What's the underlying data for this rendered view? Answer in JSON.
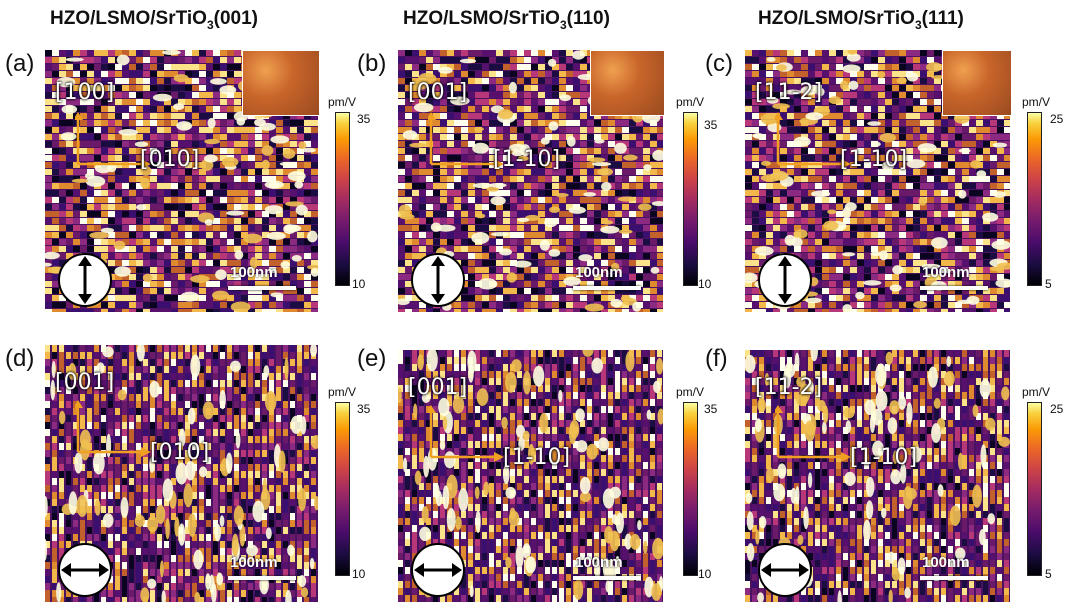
{
  "titles": {
    "col1": {
      "main": "HZO/LSMO/SrTiO",
      "sub": "3",
      "tail": "(001)"
    },
    "col2": {
      "main": "HZO/LSMO/SrTiO",
      "sub": "3",
      "tail": "(110)"
    },
    "col3": {
      "main": "HZO/LSMO/SrTiO",
      "sub": "3",
      "tail": "(111)"
    }
  },
  "panels": [
    {
      "label": "(a)",
      "dir_v": "[100]",
      "dir_h": "[010]",
      "scale": "100nm",
      "cb_unit": "pm/V",
      "cb_max": "35",
      "cb_min": "10",
      "arrow": "vertical"
    },
    {
      "label": "(b)",
      "dir_v": "[001]",
      "dir_h": "[1-10]",
      "scale": "100nm",
      "cb_unit": "pm/V",
      "cb_max": "35",
      "cb_min": "10",
      "arrow": "vertical"
    },
    {
      "label": "(c)",
      "dir_v": "[11-2]",
      "dir_h": "[1-10]",
      "scale": "100nm",
      "cb_unit": "pm/V",
      "cb_max": "25",
      "cb_min": "5",
      "arrow": "vertical"
    },
    {
      "label": "(d)",
      "dir_v": "[001]",
      "dir_h": "[010]",
      "scale": "100nm",
      "cb_unit": "pm/V",
      "cb_max": "35",
      "cb_min": "10",
      "arrow": "horizontal"
    },
    {
      "label": "(e)",
      "dir_v": "[001]",
      "dir_h": "[1-10]",
      "scale": "100nm",
      "cb_unit": "pm/V",
      "cb_max": "35",
      "cb_min": "10",
      "arrow": "horizontal"
    },
    {
      "label": "(f)",
      "dir_v": "[11-2]",
      "dir_h": "[1-10]",
      "scale": "100nm",
      "cb_unit": "pm/V",
      "cb_max": "25",
      "cb_min": "5",
      "arrow": "horizontal"
    }
  ],
  "colors": {
    "orange_arrow": "#f0a020",
    "low": "#1b0c41",
    "high": "#fcffa4"
  }
}
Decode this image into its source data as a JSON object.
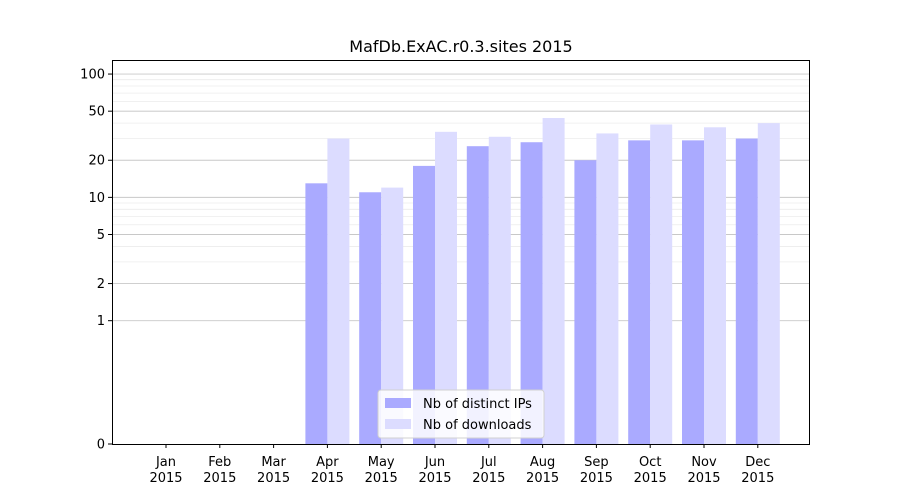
{
  "chart_data": {
    "type": "bar",
    "title": "MafDb.ExAC.r0.3.sites 2015",
    "xlabel": "",
    "ylabel": "",
    "y_scale": "symlog",
    "ylim": [
      0,
      130
    ],
    "y_ticks": [
      0,
      1,
      2,
      5,
      10,
      20,
      50,
      100
    ],
    "grid": "horizontal",
    "legend_position": "bottom-center",
    "categories": [
      [
        "Jan",
        "2015"
      ],
      [
        "Feb",
        "2015"
      ],
      [
        "Mar",
        "2015"
      ],
      [
        "Apr",
        "2015"
      ],
      [
        "May",
        "2015"
      ],
      [
        "Jun",
        "2015"
      ],
      [
        "Jul",
        "2015"
      ],
      [
        "Aug",
        "2015"
      ],
      [
        "Sep",
        "2015"
      ],
      [
        "Oct",
        "2015"
      ],
      [
        "Nov",
        "2015"
      ],
      [
        "Dec",
        "2015"
      ]
    ],
    "series": [
      {
        "name": "Nb of distinct IPs",
        "color": "#aaaaff",
        "values": [
          0,
          0,
          0,
          13,
          11,
          18,
          26,
          28,
          20,
          29,
          29,
          30
        ]
      },
      {
        "name": "Nb of downloads",
        "color": "#dcdcff",
        "values": [
          0,
          0,
          0,
          30,
          12,
          34,
          31,
          44,
          33,
          39,
          37,
          40
        ]
      }
    ]
  }
}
·····
CHALLENGE :: Without the pictures, write out the whole listing above exactly as it appears.

EXERCISE ANSWER ::
What's the underlying data for this rendered view? Answer in JSON.
{
  "titles": {
    "col1": {
      "main": "HZO/LSMO/SrTiO",
      "sub": "3",
      "tail": "(001)"
    },
    "col2": {
      "main": "HZO/LSMO/SrTiO",
      "sub": "3",
      "tail": "(110)"
    },
    "col3": {
      "main": "HZO/LSMO/SrTiO",
      "sub": "3",
      "tail": "(111)"
    }
  },
  "panels": [
    {
      "label": "(a)",
      "dir_v": "[100]",
      "dir_h": "[010]",
      "scale": "100nm",
      "cb_unit": "pm/V",
      "cb_max": "35",
      "cb_min": "10",
      "arrow": "vertical"
    },
    {
      "label": "(b)",
      "dir_v": "[001]",
      "dir_h": "[1-10]",
      "scale": "100nm",
      "cb_unit": "pm/V",
      "cb_max": "35",
      "cb_min": "10",
      "arrow": "vertical"
    },
    {
      "label": "(c)",
      "dir_v": "[11-2]",
      "dir_h": "[1-10]",
      "scale": "100nm",
      "cb_unit": "pm/V",
      "cb_max": "25",
      "cb_min": "5",
      "arrow": "vertical"
    },
    {
      "label": "(d)",
      "dir_v": "[001]",
      "dir_h": "[010]",
      "scale": "100nm",
      "cb_unit": "pm/V",
      "cb_max": "35",
      "cb_min": "10",
      "arrow": "horizontal"
    },
    {
      "label": "(e)",
      "dir_v": "[001]",
      "dir_h": "[1-10]",
      "scale": "100nm",
      "cb_unit": "pm/V",
      "cb_max": "35",
      "cb_min": "10",
      "arrow": "horizontal"
    },
    {
      "label": "(f)",
      "dir_v": "[11-2]",
      "dir_h": "[1-10]",
      "scale": "100nm",
      "cb_unit": "pm/V",
      "cb_max": "25",
      "cb_min": "5",
      "arrow": "horizontal"
    }
  ],
  "colors": {
    "orange_arrow": "#f0a020",
    "low": "#1b0c41",
    "high": "#fcffa4"
  }
}
Decode this image into its source data as a JSON object.
{
  "chart_data": {
    "type": "bar",
    "title": "MafDb.ExAC.r0.3.sites 2015",
    "xlabel": "",
    "ylabel": "",
    "y_scale": "symlog",
    "ylim": [
      0,
      130
    ],
    "y_ticks": [
      0,
      1,
      2,
      5,
      10,
      20,
      50,
      100
    ],
    "grid": "horizontal",
    "legend_position": "bottom-center",
    "categories": [
      [
        "Jan",
        "2015"
      ],
      [
        "Feb",
        "2015"
      ],
      [
        "Mar",
        "2015"
      ],
      [
        "Apr",
        "2015"
      ],
      [
        "May",
        "2015"
      ],
      [
        "Jun",
        "2015"
      ],
      [
        "Jul",
        "2015"
      ],
      [
        "Aug",
        "2015"
      ],
      [
        "Sep",
        "2015"
      ],
      [
        "Oct",
        "2015"
      ],
      [
        "Nov",
        "2015"
      ],
      [
        "Dec",
        "2015"
      ]
    ],
    "series": [
      {
        "name": "Nb of distinct IPs",
        "color": "#aaaaff",
        "values": [
          0,
          0,
          0,
          13,
          11,
          18,
          26,
          28,
          20,
          29,
          29,
          30
        ]
      },
      {
        "name": "Nb of downloads",
        "color": "#dcdcff",
        "values": [
          0,
          0,
          0,
          30,
          12,
          34,
          31,
          44,
          33,
          39,
          37,
          40
        ]
      }
    ]
  }
}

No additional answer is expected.